◆ **Your goal**: Return all entries precisely as they stand, without the images.

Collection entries
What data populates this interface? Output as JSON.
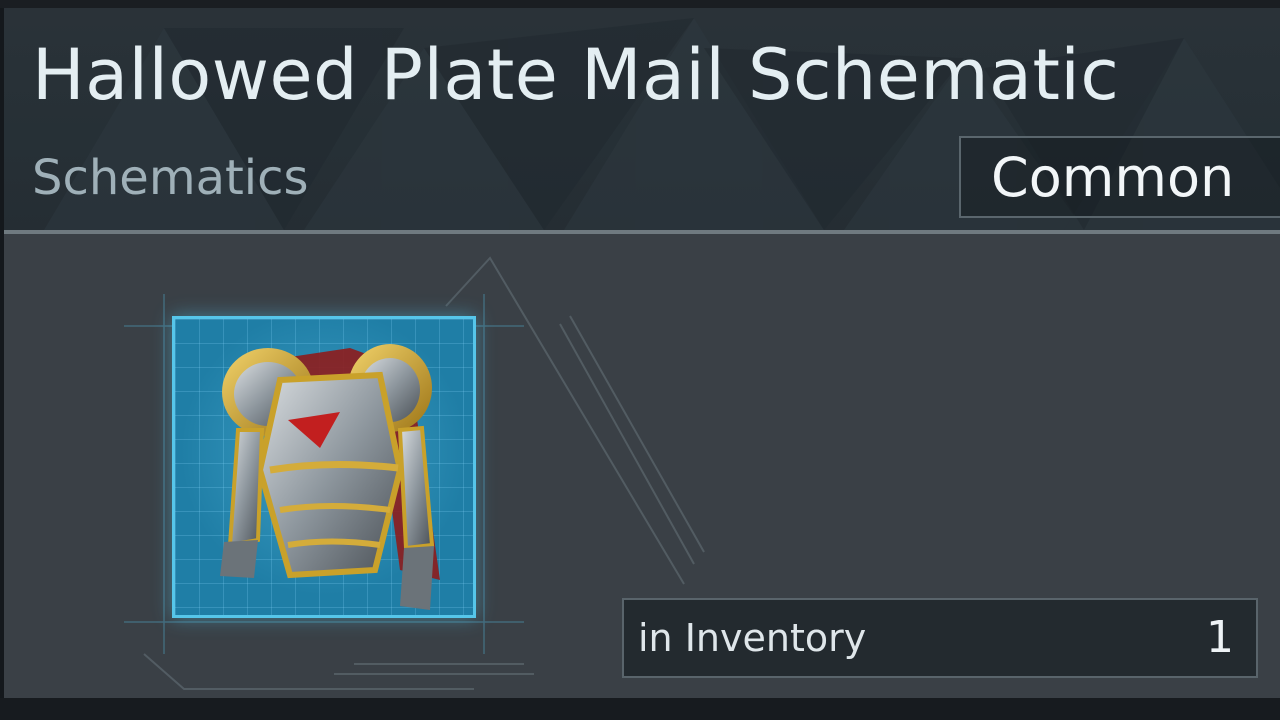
{
  "item": {
    "title": "Hallowed Plate Mail Schematic",
    "category": "Schematics",
    "rarity": "Common",
    "icon": "plate-armor-icon"
  },
  "inventory": {
    "label": "in Inventory",
    "count": "1"
  },
  "colors": {
    "header_bg": "#263036",
    "panel_bg": "#3a4046",
    "frame_accent": "#56c6ea",
    "armor_gold": "#c9a12a",
    "armor_steel": "#9aa3ab",
    "armor_red": "#c21f1f"
  }
}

◆ **In response**:
What data populates this interface? Output as JSON.
{
  "item": {
    "title": "Hallowed Plate Mail Schematic",
    "category": "Schematics",
    "rarity": "Common",
    "icon": "plate-armor-icon"
  },
  "inventory": {
    "label": "in Inventory",
    "count": "1"
  },
  "colors": {
    "header_bg": "#263036",
    "panel_bg": "#3a4046",
    "frame_accent": "#56c6ea",
    "armor_gold": "#c9a12a",
    "armor_steel": "#9aa3ab",
    "armor_red": "#c21f1f"
  }
}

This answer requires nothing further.